[Items listed in a dataset]
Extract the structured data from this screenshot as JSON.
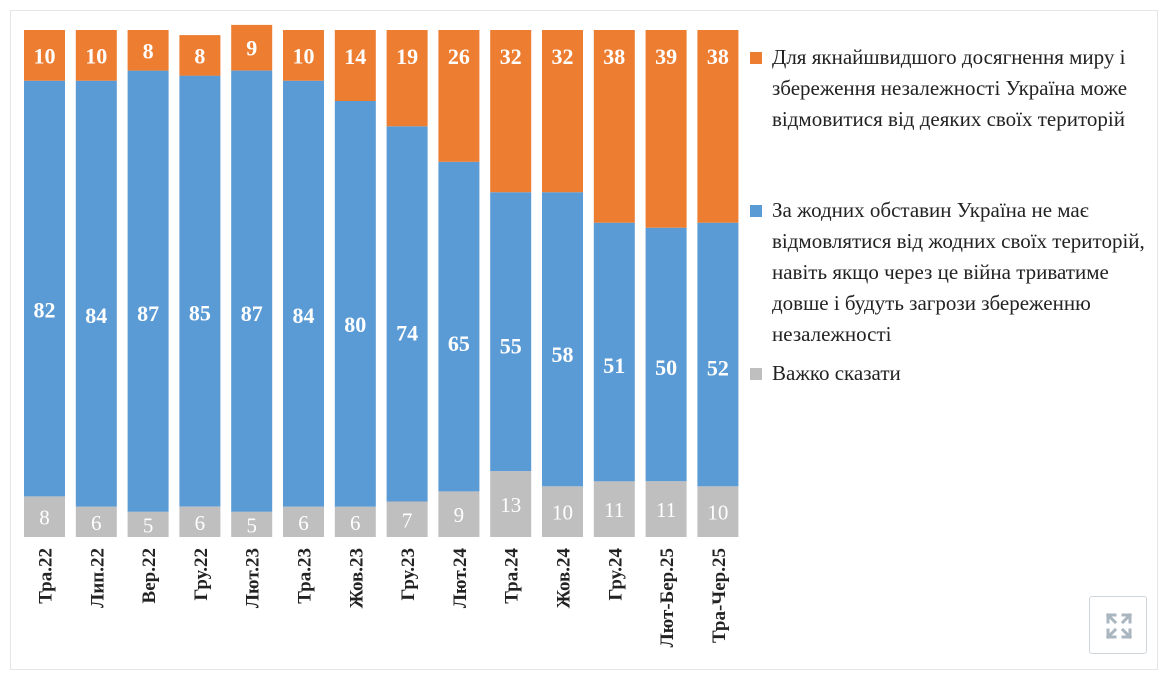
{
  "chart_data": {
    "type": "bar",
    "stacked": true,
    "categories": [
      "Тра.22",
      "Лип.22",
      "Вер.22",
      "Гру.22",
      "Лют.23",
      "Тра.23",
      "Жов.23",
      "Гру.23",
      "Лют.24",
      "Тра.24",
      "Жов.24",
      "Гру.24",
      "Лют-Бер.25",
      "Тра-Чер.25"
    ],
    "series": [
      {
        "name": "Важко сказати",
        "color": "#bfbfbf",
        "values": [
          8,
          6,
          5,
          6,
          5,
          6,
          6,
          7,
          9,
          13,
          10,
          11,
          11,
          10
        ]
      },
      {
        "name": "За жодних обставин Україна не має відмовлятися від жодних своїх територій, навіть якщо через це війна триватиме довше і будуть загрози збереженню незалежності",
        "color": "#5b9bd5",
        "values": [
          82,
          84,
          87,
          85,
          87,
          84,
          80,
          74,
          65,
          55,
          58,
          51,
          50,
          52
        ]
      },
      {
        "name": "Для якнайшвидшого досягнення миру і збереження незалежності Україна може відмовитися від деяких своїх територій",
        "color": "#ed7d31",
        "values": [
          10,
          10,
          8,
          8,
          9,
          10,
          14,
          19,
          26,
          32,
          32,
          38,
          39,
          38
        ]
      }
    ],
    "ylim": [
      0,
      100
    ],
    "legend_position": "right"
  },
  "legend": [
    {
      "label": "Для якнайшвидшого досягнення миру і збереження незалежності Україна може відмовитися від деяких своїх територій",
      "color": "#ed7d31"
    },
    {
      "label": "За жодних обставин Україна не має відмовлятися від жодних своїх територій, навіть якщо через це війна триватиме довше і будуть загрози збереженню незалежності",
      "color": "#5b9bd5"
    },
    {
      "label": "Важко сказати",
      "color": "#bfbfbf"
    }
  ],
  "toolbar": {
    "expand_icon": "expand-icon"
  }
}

==

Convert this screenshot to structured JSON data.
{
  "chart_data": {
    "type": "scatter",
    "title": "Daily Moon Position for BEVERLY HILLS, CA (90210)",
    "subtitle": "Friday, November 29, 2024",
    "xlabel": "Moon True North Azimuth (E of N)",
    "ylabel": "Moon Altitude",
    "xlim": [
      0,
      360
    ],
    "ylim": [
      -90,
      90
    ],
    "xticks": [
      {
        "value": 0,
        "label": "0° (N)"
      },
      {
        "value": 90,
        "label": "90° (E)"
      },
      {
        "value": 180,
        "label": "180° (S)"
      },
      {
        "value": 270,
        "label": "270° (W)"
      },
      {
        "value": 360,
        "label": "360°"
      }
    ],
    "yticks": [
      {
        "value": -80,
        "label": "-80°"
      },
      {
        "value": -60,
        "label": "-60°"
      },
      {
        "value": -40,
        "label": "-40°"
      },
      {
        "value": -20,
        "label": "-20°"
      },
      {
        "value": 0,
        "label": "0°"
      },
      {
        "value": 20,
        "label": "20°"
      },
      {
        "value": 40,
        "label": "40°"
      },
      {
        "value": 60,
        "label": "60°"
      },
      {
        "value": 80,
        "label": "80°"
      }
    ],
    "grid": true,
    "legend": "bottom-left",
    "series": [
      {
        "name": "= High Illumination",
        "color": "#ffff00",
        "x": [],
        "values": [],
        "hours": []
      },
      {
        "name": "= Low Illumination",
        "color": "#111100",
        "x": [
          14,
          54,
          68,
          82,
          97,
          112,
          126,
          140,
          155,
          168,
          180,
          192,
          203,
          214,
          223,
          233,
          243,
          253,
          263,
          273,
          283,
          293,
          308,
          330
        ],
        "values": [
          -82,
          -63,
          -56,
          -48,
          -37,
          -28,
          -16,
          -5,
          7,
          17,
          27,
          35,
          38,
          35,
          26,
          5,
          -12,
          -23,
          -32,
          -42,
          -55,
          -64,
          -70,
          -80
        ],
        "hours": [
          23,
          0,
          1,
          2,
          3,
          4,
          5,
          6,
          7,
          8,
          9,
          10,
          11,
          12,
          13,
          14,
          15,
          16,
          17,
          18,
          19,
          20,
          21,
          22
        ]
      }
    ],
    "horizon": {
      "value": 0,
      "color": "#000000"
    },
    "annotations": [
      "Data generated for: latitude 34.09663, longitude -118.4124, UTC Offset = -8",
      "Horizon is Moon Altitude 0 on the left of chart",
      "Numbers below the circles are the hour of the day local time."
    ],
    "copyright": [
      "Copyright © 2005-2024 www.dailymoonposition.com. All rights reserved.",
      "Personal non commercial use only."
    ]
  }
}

...

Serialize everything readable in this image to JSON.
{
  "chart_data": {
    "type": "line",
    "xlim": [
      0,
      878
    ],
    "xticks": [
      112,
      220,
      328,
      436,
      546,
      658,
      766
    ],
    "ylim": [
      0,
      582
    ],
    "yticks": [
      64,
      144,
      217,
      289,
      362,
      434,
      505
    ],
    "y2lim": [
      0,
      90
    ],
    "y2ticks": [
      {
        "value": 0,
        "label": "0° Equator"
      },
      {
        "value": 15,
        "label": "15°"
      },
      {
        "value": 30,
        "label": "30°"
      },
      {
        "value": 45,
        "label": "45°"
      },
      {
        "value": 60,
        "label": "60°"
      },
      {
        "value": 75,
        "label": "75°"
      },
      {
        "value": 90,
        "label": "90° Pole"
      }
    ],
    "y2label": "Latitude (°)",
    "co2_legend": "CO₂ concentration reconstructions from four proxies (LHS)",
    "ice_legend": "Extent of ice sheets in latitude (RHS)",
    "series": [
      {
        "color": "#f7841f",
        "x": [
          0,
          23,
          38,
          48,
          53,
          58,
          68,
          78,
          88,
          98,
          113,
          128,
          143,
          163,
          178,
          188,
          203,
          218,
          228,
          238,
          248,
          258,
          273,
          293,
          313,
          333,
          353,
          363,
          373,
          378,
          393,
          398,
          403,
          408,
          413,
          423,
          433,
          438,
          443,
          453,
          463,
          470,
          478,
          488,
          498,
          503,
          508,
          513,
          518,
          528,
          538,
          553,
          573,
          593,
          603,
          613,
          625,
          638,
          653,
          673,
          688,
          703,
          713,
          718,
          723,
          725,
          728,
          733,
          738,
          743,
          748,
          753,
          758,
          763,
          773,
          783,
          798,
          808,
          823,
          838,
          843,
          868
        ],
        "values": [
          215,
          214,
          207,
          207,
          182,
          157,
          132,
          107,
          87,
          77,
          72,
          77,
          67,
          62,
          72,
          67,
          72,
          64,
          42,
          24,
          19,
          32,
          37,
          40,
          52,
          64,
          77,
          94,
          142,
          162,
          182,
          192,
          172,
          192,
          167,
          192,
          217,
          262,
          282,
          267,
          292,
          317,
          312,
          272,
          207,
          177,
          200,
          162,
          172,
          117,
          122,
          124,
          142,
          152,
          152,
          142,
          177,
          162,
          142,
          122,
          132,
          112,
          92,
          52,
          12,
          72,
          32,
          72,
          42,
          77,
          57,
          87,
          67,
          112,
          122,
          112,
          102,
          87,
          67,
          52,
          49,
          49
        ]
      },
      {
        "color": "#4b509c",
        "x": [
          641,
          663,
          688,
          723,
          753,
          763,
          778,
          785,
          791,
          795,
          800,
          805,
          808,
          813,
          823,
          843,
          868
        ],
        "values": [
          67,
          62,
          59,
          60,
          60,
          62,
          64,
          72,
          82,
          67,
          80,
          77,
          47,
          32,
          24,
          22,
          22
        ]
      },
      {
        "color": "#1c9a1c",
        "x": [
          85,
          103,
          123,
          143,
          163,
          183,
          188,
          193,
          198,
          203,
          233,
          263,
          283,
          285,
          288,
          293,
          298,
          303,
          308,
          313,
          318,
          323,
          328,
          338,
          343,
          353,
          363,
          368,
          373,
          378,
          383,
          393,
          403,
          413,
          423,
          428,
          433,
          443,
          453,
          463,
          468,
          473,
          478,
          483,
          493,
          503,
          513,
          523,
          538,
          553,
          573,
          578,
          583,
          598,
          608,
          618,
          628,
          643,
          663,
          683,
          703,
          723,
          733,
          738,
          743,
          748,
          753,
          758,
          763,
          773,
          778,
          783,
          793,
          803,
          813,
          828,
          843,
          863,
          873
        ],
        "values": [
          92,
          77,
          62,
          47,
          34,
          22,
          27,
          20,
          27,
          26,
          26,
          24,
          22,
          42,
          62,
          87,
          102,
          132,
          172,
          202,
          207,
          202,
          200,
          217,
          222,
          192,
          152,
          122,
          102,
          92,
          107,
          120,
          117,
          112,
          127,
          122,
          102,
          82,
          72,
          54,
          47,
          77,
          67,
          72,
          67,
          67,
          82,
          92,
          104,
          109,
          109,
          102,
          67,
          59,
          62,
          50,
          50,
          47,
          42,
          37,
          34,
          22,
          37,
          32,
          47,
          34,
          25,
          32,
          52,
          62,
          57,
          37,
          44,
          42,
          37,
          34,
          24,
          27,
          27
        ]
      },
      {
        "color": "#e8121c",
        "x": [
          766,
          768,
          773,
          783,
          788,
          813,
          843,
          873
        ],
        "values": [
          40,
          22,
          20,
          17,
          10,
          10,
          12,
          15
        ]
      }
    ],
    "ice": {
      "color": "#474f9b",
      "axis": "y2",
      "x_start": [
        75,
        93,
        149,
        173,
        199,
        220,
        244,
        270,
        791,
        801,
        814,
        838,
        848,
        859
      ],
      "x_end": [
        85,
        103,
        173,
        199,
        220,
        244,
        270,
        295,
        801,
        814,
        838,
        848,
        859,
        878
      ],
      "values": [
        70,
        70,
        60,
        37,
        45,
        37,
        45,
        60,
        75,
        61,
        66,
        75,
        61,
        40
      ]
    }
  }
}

> REQUIREMENTS: Using the records given above, list every line that includes the word "деяких".

> PROBLEM SOLUTION:
        "name": "Для якнайшвидшого досягнення миру і збереження незалежності Україна може відмовитися від деяких своїх територій",
      "label": "Для якнайшвидшого досягнення миру і збереження незалежності Україна може відмовитися від деяких своїх територій",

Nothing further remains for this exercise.